++++ Document segment
Today we're going to talk about exponential decay. So we'll start by looking at how we can derive the formula for exponential decay. And then we'll do some examples using that formula.
So let's compare our general form for an exponential equation with our formula for exponential decay. Here we have some base b raised to a variable exponent and being multiplied by some coefficient a. The formula for exponential decay looks very similar, the differences being that b is our rate of change expressed as a decimal. And it's being subtracted from 1 to represent decay.
So let's do an example involving exponential decay. Suppose I take 100 milligrams of a certain medication. And I know that this medication dissolves in my bloodstream at a rate of 12% per hour. So I want to write an equation using my formula to represent this situation.
So I know that my initial amount is 100 milligrams. I took 100 milligrams. And it's dissolving in my bloodstream at a rate of 12% per hour. So my rate of change is 12%, which as a decimal is 0.12. Bringing down the rest of my terms, this gives me the equation for the situation where y is the amount of drug in my system at any time and x is the amount of time. In this case, it will be in terms of hours.
So now I can use this equation to determine, for example, how much of the drug will be left to my system after 24 hours. So I want to how much of the drug is left. So this is going to stay y. I'm writing the rest of my formula. Now instead of x, I'm going to put 24, because I want to know how much is left after 24 hours.
++++++++
## [The problem]
Answer these questions from the exponential decay lesson:
(a) In the decay formula, what is subtracted from 1?
(b) What rate does the medication dissolve at in the bloodstream?
(c) What number replaces x to find how much of the drug is left?
++++ Information provided
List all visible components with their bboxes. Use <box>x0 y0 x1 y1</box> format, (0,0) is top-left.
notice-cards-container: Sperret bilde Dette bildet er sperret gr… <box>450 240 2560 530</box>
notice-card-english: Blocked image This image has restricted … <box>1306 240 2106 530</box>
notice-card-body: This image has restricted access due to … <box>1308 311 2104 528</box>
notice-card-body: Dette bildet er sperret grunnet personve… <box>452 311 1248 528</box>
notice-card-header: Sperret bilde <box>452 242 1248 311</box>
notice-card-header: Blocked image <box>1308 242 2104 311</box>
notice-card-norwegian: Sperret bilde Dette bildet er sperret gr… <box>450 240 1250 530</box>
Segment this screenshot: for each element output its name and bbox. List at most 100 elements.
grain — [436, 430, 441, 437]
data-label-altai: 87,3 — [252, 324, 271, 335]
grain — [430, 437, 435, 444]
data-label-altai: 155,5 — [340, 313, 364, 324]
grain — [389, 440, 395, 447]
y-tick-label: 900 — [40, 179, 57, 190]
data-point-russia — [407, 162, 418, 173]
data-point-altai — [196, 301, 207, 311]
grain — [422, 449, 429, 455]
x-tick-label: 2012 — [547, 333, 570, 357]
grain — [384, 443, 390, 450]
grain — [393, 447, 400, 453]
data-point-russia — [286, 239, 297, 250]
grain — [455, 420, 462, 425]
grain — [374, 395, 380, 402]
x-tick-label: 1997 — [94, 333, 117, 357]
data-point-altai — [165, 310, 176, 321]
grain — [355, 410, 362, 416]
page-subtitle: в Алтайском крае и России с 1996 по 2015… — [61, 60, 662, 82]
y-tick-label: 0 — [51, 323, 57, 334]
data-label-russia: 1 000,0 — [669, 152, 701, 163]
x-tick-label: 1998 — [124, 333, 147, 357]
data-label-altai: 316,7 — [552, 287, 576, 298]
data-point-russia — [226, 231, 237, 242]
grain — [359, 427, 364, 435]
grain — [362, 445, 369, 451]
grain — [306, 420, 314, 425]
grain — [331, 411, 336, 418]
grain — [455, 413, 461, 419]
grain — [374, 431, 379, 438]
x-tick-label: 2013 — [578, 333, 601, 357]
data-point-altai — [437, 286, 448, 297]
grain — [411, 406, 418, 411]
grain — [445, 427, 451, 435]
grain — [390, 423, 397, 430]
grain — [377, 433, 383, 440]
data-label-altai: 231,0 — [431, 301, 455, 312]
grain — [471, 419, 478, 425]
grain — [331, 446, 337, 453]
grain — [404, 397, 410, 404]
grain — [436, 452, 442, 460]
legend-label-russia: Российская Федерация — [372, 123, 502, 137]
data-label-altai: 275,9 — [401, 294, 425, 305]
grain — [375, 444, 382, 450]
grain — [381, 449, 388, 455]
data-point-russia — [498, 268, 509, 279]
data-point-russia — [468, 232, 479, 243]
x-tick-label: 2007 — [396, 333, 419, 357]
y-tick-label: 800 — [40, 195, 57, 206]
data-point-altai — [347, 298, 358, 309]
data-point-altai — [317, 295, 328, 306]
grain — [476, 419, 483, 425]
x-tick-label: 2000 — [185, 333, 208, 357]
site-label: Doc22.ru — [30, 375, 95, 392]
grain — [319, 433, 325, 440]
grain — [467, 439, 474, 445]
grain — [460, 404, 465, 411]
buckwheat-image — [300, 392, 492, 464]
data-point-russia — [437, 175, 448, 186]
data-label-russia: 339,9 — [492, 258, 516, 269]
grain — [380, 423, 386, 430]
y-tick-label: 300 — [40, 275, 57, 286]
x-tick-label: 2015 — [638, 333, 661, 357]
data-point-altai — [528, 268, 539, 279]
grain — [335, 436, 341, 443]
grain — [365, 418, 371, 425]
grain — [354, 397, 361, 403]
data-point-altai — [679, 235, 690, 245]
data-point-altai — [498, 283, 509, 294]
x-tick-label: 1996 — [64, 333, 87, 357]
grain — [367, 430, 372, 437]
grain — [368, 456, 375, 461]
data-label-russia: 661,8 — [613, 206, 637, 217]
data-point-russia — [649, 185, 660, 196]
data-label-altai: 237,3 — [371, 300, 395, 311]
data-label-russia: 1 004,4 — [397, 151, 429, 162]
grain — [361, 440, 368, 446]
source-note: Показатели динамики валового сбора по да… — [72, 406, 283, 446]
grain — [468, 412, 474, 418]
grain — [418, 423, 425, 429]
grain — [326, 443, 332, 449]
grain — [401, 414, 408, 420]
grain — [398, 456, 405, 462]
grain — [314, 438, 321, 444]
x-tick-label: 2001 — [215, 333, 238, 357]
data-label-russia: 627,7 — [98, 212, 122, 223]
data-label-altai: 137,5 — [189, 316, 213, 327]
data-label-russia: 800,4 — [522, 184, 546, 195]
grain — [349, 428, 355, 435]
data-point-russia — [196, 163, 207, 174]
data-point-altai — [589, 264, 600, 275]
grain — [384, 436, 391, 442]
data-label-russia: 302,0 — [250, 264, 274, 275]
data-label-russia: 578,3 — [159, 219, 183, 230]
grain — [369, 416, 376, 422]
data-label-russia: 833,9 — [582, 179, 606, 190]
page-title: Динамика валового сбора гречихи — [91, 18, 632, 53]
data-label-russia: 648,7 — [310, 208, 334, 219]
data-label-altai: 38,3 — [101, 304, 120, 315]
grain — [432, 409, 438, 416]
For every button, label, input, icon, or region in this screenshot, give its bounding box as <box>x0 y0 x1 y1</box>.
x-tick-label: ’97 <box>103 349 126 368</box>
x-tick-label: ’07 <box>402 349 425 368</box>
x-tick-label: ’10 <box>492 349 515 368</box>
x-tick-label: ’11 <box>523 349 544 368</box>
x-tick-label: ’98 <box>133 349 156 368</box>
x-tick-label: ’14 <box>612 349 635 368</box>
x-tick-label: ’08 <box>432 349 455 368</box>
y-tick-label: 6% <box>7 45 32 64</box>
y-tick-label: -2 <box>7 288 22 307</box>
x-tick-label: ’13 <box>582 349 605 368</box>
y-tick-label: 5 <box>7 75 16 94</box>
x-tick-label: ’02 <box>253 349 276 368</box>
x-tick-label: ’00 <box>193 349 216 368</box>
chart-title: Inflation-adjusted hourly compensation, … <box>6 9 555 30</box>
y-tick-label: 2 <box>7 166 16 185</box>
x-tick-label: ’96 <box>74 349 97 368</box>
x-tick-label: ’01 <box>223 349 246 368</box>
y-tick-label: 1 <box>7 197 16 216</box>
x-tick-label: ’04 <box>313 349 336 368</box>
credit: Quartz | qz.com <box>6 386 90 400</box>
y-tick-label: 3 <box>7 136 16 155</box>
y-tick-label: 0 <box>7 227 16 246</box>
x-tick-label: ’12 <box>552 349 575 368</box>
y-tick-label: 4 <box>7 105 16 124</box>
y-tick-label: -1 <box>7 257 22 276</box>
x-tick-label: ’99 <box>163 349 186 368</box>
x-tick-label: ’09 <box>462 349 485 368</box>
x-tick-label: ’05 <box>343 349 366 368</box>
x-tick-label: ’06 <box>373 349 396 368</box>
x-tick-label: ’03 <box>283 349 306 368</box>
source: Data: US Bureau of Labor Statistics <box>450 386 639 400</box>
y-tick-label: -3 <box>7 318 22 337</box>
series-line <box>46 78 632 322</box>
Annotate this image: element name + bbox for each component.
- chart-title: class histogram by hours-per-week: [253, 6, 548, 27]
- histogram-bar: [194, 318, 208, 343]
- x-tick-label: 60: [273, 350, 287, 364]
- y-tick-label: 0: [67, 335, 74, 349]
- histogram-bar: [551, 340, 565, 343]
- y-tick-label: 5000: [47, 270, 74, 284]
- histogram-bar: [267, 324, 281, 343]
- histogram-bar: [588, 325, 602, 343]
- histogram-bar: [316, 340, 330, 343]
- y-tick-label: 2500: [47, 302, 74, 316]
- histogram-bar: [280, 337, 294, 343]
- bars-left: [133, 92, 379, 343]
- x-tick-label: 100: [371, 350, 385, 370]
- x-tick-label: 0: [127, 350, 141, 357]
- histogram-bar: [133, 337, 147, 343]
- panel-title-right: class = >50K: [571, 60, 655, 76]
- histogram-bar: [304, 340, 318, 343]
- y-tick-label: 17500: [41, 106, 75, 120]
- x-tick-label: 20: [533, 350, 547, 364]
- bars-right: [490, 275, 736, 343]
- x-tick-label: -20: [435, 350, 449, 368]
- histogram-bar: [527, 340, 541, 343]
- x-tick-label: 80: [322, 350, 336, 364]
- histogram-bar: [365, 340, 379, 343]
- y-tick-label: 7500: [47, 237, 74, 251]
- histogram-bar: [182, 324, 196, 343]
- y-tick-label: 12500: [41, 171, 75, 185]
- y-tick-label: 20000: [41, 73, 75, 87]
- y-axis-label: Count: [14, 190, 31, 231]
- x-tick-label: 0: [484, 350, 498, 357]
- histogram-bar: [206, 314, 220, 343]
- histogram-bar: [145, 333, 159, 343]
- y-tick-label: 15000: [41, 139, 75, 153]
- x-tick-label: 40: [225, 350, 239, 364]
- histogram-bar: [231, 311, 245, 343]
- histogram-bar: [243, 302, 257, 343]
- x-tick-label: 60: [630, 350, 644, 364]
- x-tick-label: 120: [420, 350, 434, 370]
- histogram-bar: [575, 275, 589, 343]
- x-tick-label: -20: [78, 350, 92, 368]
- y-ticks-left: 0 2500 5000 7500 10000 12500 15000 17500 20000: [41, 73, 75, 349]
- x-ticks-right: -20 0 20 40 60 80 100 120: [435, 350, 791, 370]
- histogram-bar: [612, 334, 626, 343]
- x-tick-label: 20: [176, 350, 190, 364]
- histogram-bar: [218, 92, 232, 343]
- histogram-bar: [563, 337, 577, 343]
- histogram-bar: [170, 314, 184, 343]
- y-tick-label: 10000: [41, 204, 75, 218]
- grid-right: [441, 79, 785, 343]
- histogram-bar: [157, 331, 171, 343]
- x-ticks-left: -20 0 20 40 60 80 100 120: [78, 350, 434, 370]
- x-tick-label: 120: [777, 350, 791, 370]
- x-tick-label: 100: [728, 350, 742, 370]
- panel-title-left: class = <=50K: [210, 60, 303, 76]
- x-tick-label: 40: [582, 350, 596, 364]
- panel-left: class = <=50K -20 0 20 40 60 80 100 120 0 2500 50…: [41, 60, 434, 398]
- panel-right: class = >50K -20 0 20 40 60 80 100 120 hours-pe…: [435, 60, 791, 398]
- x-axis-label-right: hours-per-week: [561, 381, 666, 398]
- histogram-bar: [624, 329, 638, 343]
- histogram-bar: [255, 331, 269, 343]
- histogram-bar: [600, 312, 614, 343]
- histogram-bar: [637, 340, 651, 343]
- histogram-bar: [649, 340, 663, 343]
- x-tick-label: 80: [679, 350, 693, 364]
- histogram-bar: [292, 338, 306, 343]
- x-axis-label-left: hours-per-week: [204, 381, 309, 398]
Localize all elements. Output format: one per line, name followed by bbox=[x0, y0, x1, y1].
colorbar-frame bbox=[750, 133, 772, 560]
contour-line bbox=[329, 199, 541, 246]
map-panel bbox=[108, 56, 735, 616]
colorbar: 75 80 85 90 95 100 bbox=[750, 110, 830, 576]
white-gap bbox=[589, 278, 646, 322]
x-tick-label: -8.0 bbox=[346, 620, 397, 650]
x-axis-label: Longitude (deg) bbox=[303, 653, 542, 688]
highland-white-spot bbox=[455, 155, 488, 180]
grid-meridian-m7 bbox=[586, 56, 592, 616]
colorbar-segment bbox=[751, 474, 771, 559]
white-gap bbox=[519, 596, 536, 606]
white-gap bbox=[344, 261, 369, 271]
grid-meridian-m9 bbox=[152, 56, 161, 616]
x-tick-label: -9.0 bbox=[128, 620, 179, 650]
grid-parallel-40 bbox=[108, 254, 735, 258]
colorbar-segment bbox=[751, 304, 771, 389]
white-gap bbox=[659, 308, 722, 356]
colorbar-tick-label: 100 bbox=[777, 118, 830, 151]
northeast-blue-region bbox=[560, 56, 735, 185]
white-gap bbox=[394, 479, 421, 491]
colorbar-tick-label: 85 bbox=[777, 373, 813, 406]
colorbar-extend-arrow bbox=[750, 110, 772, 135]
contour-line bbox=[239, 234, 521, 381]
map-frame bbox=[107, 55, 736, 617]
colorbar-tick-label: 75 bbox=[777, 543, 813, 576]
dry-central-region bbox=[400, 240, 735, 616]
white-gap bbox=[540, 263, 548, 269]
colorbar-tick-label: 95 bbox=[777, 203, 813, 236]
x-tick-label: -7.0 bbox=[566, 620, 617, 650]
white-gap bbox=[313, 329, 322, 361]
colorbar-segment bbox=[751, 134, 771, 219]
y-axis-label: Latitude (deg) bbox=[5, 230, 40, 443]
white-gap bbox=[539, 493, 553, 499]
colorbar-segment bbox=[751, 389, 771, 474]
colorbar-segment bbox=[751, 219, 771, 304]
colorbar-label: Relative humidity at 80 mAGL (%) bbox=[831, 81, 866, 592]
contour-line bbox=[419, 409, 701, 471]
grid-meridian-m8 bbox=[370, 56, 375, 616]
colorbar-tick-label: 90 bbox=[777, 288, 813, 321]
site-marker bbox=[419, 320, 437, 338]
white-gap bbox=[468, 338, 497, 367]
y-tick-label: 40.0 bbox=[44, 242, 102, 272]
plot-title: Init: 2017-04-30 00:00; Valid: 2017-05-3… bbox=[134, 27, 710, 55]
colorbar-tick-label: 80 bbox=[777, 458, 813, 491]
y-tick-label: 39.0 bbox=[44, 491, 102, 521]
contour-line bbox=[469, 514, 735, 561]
++++++++
## [Response for this exercise]
(a) The rate of change, expressed as a decimal.
(b) 12% per hour.
(c) 24.